(Exercise requirements) From the entries below, copy every line holding the word "title".

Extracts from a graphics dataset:
(begin)
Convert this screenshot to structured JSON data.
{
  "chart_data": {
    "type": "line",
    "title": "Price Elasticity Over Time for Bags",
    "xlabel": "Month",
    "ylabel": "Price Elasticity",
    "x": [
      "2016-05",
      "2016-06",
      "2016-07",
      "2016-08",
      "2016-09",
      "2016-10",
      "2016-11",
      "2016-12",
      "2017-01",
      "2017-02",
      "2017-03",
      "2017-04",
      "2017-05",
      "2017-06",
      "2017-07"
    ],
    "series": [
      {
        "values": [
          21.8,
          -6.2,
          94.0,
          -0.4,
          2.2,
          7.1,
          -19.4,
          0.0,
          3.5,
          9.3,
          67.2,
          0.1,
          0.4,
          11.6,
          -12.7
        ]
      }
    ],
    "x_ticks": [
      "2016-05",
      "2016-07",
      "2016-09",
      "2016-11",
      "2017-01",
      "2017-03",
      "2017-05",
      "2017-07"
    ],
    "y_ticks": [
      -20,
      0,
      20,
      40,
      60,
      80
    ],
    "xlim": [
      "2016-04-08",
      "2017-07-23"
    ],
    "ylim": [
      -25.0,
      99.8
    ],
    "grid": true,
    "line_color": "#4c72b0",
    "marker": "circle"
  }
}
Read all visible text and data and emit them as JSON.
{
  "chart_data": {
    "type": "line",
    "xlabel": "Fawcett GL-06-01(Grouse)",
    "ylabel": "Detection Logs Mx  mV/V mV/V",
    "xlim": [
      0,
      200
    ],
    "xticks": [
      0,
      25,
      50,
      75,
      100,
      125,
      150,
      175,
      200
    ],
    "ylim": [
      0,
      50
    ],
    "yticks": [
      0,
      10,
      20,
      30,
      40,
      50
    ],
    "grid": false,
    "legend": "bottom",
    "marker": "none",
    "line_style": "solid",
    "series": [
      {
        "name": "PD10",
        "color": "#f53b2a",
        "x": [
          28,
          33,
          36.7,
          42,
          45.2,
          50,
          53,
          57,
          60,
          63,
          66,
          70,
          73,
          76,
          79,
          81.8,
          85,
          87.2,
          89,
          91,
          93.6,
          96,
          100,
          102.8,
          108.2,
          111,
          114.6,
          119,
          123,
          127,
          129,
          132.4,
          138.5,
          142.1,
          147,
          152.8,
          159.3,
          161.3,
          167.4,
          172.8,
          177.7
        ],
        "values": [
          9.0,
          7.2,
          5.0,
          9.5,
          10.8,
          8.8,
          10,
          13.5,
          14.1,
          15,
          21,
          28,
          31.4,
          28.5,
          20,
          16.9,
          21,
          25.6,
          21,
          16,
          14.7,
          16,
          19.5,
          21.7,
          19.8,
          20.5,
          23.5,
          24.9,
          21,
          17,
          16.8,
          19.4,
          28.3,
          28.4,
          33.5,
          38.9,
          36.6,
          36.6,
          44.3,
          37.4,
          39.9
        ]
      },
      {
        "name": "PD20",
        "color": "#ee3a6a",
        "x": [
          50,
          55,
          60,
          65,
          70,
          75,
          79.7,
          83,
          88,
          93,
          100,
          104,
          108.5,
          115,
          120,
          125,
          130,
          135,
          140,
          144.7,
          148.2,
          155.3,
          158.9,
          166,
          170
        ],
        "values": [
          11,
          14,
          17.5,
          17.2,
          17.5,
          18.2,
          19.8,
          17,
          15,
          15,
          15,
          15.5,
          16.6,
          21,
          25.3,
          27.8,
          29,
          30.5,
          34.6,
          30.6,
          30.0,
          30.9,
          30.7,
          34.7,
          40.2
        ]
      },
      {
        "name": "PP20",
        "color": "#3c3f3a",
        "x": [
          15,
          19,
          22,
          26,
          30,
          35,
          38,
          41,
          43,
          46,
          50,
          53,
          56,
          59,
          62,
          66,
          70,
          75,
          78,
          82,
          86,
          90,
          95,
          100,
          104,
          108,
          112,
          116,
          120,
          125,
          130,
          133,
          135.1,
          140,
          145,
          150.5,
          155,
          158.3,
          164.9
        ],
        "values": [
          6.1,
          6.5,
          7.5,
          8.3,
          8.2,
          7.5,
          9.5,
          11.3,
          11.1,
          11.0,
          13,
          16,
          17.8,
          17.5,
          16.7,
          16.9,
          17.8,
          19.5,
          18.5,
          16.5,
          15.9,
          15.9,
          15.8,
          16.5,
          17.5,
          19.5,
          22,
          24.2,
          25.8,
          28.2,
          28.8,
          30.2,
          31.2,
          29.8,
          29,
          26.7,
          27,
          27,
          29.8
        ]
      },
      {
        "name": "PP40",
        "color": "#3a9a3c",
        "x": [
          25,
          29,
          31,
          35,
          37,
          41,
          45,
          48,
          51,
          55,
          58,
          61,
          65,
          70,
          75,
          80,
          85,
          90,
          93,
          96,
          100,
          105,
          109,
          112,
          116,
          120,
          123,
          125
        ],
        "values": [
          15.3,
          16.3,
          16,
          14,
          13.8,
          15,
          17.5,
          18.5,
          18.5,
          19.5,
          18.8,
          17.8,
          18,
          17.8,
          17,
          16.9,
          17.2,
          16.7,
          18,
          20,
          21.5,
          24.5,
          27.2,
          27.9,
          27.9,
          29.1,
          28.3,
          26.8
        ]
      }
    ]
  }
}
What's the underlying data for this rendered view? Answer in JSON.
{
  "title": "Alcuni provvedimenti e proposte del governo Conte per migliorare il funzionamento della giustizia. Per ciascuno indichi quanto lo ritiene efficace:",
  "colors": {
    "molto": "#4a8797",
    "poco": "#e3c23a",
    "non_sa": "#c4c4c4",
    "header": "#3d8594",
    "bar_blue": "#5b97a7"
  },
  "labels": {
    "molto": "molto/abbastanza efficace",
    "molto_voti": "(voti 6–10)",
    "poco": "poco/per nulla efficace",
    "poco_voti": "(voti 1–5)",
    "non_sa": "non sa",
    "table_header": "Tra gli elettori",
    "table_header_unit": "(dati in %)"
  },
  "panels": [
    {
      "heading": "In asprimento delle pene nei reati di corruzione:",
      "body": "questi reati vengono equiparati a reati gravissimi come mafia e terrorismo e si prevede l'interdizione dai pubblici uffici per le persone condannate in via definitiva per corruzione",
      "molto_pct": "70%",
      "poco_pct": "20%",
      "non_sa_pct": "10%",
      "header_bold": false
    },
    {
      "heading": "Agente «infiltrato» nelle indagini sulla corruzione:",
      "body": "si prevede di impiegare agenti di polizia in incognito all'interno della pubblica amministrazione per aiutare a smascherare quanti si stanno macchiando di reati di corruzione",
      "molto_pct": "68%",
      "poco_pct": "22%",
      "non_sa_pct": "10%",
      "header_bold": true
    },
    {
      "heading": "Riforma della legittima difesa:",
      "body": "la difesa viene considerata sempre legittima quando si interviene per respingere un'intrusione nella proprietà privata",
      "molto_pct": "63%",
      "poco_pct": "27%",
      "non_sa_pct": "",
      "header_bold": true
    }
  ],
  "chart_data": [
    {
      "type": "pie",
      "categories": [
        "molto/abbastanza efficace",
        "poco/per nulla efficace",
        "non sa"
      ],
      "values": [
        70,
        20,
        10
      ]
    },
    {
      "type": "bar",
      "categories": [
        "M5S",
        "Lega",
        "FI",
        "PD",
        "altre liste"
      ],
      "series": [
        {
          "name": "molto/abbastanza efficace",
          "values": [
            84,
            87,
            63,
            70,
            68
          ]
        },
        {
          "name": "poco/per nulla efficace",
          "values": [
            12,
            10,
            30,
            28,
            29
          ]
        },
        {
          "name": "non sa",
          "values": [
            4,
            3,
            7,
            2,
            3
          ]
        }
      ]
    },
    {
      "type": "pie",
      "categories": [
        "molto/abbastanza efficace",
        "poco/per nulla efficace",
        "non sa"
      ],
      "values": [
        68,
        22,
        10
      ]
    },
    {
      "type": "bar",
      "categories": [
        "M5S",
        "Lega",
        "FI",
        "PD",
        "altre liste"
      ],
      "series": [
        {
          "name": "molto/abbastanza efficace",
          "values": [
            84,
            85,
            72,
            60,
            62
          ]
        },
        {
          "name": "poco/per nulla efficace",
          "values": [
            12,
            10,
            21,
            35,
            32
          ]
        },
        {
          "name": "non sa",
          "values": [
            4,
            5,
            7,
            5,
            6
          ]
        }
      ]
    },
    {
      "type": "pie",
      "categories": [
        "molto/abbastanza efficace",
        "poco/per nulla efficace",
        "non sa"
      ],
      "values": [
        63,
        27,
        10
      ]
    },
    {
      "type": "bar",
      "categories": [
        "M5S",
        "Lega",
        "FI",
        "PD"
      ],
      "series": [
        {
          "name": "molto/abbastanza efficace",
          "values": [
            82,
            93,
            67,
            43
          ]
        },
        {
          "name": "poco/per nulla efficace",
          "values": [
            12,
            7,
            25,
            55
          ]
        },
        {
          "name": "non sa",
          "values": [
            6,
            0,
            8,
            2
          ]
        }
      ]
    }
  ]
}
(end)
(Exercise response)
    "title": "Price Elasticity Over Time for Bags",
  "title": "Alcuni provvedimenti e proposte del governo Conte per migliorare il funzionamento della giustizia. Per ciascuno indichi quanto lo ritiene efficace:",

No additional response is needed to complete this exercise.